→ **DIRECTION**
Extract all lines in the data that contain the word "group".

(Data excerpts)
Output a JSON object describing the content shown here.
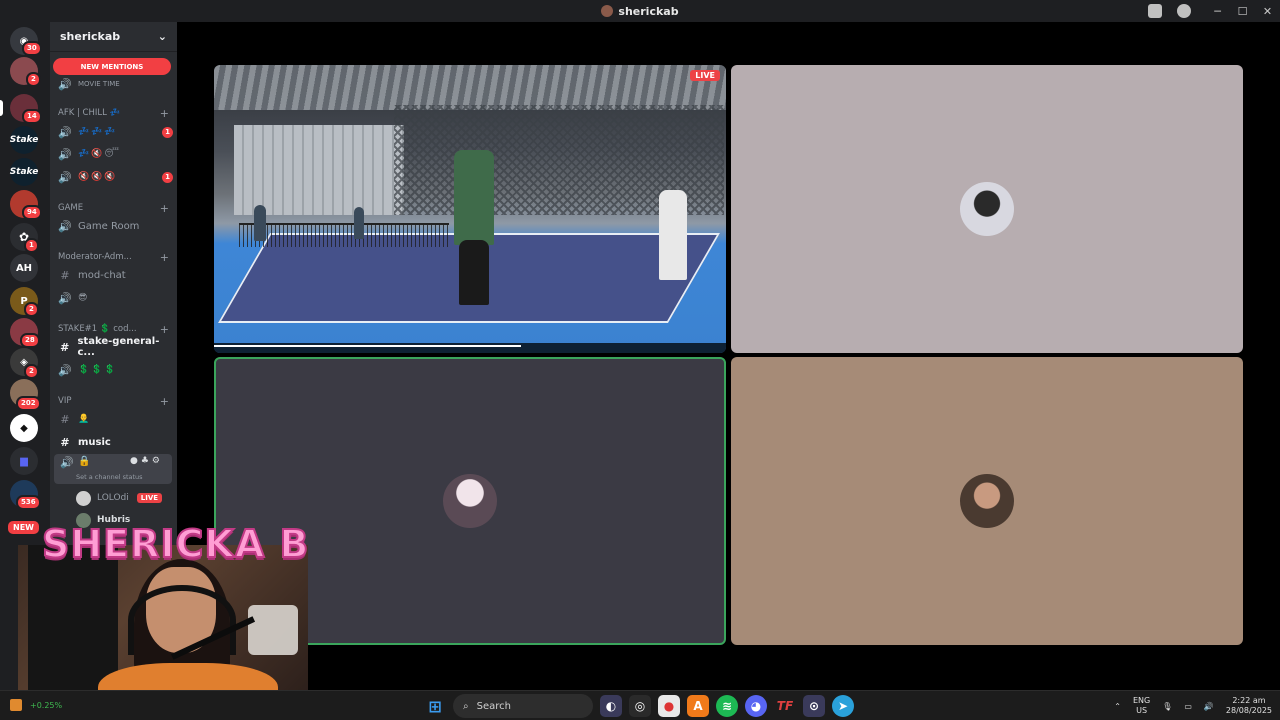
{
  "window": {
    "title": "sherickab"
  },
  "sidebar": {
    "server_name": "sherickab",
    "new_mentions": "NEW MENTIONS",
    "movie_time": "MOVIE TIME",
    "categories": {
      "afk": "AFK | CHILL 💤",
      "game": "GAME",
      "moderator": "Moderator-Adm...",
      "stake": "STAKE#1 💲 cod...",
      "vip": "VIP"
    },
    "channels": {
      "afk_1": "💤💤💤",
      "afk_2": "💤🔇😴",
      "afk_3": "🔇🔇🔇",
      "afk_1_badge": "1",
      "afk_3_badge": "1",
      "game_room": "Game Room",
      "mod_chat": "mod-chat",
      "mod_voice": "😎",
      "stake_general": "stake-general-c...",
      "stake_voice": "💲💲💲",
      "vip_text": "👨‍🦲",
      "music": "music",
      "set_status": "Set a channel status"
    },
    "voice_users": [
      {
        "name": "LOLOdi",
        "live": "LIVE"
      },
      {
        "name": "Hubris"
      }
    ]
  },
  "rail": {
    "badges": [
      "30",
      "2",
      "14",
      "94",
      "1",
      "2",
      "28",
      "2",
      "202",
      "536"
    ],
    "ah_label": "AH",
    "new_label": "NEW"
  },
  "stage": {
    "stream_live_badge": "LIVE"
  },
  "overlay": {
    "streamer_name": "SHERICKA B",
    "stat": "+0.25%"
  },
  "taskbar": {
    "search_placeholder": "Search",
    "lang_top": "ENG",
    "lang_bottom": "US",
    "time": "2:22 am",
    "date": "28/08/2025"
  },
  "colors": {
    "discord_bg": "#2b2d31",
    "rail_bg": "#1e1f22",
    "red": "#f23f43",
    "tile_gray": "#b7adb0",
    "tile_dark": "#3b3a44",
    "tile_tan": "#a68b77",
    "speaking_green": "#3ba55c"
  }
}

==

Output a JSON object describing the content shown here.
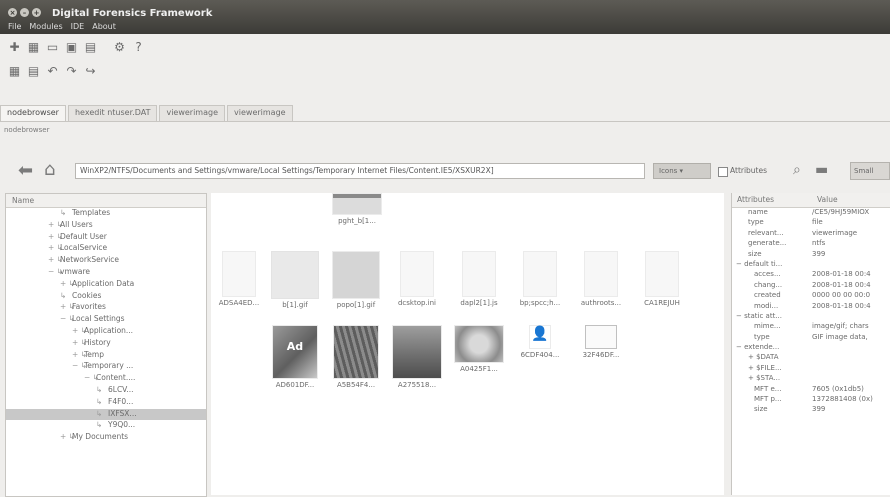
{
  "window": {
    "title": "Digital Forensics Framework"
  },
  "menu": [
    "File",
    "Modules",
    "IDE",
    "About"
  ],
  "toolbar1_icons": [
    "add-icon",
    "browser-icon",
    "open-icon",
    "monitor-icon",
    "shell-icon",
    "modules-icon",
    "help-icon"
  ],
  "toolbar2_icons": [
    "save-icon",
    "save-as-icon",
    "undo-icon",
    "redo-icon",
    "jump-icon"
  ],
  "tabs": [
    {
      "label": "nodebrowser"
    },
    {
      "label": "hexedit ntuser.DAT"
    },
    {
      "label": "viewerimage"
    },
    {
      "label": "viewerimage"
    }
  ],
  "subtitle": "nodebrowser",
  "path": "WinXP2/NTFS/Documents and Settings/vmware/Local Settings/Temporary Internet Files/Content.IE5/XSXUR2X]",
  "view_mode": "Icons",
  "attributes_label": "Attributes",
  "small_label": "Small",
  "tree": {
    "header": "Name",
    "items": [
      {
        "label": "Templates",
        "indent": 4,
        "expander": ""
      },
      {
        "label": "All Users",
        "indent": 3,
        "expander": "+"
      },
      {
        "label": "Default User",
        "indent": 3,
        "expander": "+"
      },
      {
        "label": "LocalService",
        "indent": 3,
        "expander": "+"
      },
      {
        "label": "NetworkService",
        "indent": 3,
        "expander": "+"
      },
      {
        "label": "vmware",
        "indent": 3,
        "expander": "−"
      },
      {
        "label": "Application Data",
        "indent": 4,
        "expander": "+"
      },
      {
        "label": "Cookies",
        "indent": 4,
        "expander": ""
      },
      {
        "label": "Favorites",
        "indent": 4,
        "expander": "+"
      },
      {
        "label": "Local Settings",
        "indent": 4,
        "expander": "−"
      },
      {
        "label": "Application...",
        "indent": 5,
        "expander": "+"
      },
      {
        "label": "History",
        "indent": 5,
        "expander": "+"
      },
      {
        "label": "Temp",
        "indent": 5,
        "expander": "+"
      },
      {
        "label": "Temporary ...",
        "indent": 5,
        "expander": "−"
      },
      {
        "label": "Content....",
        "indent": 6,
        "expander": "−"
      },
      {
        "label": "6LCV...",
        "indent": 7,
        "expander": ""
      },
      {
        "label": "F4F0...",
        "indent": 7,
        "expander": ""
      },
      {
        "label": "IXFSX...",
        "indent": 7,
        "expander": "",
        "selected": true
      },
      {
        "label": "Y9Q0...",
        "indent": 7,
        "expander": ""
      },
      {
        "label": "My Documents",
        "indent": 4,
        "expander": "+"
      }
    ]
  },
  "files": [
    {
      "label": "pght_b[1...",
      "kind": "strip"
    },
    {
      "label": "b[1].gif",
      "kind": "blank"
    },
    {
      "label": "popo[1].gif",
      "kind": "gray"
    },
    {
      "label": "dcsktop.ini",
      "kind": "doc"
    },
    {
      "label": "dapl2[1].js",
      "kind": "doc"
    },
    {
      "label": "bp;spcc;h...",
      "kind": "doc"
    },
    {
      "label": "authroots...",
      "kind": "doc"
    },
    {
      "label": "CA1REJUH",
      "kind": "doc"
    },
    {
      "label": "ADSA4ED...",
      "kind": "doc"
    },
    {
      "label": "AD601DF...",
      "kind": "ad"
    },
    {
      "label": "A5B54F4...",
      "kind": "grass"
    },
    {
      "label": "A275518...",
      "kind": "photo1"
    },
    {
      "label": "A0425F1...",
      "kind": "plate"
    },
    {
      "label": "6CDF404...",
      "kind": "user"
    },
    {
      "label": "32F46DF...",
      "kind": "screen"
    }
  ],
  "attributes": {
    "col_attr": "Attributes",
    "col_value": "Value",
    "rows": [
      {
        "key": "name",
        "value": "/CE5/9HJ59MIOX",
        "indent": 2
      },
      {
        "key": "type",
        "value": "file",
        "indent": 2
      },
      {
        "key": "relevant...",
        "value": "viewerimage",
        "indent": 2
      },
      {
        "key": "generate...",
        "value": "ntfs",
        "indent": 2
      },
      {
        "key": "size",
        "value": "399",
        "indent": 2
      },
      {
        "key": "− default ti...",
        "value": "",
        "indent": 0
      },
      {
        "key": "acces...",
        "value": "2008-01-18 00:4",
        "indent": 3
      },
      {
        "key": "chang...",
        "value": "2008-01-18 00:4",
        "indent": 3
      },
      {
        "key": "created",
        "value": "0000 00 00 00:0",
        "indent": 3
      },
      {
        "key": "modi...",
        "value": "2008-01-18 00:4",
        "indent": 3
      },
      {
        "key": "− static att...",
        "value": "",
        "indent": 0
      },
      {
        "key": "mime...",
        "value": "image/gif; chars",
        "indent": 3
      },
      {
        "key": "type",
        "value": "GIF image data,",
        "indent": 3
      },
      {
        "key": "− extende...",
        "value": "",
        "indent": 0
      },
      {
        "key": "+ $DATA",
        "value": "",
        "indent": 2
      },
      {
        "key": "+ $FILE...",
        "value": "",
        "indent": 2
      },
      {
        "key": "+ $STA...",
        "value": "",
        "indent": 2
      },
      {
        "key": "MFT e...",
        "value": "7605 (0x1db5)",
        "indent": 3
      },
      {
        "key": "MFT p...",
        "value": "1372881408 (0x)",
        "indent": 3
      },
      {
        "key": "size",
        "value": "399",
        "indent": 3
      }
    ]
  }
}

* * *

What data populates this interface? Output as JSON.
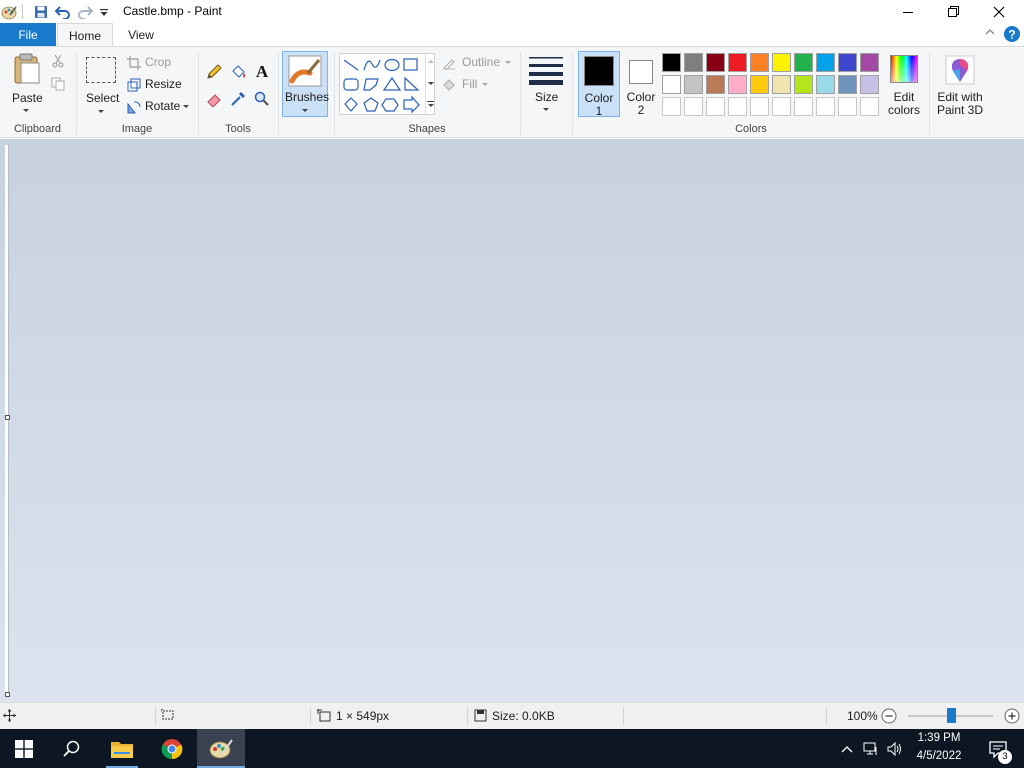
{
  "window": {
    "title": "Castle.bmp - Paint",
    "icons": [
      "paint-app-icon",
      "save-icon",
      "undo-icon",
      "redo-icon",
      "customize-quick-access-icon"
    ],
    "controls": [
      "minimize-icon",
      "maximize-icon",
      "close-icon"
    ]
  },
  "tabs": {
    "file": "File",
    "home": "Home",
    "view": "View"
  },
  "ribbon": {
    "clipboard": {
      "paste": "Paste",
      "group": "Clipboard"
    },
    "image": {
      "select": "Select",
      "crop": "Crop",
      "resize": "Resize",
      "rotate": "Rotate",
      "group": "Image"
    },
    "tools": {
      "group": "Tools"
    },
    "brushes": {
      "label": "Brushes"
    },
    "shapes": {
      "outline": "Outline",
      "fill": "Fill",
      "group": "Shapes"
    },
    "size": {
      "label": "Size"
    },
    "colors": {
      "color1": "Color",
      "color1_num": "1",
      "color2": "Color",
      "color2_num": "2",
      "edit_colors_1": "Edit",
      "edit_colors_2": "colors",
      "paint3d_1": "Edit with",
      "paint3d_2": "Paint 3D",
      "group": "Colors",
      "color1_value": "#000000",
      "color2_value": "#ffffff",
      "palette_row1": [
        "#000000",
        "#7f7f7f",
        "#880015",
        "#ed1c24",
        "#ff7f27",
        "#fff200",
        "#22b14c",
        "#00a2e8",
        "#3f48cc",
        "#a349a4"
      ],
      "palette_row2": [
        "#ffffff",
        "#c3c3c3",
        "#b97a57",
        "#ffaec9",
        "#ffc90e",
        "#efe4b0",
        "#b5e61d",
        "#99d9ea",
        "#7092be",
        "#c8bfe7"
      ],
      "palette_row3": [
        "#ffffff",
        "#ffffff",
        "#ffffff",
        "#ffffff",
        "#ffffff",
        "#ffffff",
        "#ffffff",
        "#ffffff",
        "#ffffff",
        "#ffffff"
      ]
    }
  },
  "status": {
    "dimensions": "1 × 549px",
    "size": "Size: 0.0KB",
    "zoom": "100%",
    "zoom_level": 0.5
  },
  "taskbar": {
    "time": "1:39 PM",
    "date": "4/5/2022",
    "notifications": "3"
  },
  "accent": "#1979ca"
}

→ **IN RESPONSE**
      "group": "Clipboard"
      "group": "Image"
      "group": "Tools"
      "group": "Shapes"
      "group": "Colors",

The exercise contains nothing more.